What the task asks → Where does the string "министерством" appear in the records? Copy every line that contains it.

[Saved data entries]
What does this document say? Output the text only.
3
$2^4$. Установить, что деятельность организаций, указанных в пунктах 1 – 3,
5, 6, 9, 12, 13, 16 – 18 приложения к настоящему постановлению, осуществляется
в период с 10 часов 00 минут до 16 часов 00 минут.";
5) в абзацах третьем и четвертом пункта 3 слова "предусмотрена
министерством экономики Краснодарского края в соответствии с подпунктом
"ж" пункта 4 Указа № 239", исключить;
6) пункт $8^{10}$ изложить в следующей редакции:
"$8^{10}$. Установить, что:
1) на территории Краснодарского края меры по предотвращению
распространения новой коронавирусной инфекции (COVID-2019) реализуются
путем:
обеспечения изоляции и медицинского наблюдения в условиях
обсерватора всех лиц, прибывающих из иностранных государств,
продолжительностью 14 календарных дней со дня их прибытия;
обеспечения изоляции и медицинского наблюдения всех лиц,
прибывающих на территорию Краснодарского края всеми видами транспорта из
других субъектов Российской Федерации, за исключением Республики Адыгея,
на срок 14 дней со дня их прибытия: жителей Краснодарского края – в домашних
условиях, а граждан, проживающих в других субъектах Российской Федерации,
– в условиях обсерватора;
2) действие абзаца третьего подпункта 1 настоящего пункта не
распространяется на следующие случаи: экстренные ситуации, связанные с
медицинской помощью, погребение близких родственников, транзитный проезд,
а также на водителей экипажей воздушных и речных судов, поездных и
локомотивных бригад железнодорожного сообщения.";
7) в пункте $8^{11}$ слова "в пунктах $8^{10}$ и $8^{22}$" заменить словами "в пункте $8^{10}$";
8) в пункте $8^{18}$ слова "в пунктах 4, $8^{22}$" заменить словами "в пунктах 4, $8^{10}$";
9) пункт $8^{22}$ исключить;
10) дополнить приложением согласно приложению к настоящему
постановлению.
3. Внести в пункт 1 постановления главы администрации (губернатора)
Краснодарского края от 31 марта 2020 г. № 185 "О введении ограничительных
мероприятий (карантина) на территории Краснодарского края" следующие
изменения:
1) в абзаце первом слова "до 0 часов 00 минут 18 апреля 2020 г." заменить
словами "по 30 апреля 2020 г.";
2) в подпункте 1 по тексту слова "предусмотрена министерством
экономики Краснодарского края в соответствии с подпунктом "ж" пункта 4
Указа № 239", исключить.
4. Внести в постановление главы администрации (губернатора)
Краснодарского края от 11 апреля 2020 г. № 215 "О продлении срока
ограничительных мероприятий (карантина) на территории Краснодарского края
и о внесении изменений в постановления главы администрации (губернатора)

Worked solution →
министерством экономики Краснодарского края в соответствии с подпунктом
2) в подпункте 1 по тексту слова "предусмотрена министерством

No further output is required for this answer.